[Data records]

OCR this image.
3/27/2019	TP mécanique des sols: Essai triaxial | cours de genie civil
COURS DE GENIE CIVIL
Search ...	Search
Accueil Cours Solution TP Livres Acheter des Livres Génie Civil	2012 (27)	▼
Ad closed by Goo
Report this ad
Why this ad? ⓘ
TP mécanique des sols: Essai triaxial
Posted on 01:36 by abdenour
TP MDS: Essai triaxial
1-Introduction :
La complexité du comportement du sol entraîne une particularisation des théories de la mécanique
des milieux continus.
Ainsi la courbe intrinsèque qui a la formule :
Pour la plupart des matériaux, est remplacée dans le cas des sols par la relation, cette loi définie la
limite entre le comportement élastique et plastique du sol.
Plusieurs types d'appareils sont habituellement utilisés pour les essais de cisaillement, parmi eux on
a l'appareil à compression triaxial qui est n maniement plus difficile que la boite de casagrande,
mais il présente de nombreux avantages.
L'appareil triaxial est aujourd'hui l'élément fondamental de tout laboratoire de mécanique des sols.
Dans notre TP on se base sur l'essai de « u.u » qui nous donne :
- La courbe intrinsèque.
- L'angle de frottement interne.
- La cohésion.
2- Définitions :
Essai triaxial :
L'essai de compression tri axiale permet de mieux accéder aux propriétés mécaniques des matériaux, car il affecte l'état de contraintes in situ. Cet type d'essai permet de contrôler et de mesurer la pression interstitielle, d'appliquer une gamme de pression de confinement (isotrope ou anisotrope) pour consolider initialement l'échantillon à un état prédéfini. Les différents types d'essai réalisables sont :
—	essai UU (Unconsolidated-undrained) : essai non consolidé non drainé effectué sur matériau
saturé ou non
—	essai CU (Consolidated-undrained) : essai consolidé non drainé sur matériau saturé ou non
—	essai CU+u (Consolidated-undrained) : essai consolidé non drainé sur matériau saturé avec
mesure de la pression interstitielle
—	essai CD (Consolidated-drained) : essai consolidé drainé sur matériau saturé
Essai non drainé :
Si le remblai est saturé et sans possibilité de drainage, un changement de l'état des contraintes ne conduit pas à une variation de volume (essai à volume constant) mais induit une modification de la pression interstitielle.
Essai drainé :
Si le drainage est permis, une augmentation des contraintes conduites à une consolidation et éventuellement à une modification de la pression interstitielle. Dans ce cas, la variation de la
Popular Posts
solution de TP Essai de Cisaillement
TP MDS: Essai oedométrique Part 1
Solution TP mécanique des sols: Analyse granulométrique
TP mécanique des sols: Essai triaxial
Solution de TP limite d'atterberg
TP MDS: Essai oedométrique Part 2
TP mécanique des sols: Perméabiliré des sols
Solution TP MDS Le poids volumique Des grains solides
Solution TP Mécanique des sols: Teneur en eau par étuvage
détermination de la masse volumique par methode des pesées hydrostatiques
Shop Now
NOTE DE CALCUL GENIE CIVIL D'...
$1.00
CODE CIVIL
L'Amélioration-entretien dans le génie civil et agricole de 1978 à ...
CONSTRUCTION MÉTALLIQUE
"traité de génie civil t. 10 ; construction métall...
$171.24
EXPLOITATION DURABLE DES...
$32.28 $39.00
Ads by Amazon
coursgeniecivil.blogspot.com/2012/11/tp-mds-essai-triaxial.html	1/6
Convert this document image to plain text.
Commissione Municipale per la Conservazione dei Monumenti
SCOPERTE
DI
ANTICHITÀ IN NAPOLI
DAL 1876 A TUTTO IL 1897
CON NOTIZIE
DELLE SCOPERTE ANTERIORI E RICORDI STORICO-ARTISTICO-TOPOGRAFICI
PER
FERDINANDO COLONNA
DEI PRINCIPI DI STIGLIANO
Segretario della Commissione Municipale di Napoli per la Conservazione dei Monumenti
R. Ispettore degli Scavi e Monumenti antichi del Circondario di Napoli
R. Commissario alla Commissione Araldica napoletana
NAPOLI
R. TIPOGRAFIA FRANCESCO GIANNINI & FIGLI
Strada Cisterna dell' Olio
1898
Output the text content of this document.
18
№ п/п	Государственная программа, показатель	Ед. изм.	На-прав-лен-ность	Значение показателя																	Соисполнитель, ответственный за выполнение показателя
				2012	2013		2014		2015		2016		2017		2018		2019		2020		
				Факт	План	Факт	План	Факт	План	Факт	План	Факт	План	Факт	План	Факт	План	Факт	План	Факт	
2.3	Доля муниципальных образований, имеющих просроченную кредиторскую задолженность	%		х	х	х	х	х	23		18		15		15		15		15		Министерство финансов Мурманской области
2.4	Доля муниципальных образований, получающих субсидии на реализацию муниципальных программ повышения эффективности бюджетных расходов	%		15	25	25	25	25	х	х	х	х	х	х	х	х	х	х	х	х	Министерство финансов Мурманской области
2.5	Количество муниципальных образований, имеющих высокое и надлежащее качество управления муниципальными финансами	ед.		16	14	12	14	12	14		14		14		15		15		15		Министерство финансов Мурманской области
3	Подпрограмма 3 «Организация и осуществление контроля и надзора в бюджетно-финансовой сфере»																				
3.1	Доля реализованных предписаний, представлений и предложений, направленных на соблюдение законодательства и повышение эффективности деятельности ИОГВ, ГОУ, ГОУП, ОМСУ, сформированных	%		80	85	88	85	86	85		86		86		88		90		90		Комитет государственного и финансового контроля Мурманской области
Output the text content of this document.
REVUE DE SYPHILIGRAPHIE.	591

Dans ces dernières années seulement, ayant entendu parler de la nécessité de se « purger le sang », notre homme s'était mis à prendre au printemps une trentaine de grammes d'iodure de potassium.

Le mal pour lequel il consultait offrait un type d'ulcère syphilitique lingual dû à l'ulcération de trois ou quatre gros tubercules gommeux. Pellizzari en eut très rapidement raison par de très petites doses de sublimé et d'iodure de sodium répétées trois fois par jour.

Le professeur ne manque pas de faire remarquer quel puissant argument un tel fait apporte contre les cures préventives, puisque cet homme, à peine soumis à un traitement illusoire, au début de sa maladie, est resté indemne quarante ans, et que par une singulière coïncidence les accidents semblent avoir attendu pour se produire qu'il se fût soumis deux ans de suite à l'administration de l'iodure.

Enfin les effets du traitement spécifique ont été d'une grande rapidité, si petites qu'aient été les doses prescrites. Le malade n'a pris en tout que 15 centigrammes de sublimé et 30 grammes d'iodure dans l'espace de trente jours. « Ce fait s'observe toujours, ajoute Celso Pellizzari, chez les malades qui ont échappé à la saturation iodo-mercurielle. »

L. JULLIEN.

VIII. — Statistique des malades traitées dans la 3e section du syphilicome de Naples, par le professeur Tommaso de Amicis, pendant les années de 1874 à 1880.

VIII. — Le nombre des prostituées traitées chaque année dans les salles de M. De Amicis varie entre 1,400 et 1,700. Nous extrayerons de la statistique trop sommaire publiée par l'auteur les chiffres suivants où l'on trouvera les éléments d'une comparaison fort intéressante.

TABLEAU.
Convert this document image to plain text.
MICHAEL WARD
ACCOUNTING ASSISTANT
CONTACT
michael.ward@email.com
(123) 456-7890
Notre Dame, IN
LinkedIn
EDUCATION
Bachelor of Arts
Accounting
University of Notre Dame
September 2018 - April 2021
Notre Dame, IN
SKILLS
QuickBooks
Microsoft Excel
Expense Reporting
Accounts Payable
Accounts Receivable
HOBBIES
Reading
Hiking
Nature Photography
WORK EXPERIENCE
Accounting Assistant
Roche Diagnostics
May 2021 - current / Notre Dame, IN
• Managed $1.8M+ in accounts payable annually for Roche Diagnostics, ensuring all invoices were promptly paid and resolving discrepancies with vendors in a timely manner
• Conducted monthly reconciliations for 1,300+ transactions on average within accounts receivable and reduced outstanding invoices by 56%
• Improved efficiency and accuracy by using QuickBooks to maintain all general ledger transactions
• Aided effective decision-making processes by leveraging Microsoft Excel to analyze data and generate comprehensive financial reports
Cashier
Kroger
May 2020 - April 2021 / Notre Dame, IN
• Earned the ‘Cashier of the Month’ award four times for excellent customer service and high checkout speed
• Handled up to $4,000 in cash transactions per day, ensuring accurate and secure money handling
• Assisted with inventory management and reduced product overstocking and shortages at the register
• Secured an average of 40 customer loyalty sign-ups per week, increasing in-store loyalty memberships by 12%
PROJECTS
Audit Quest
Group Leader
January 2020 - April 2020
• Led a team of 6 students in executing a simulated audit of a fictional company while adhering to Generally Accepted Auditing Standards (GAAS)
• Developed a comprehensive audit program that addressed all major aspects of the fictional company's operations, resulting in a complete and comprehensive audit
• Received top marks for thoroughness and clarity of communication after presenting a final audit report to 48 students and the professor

> What you need to do: Find every line that holds "Microsoft" and copy it.

> Complete response:
Microsoft Excel
• Aided effective decision-making processes by leveraging Microsoft Excel to analyze data and generate comprehensive financial reports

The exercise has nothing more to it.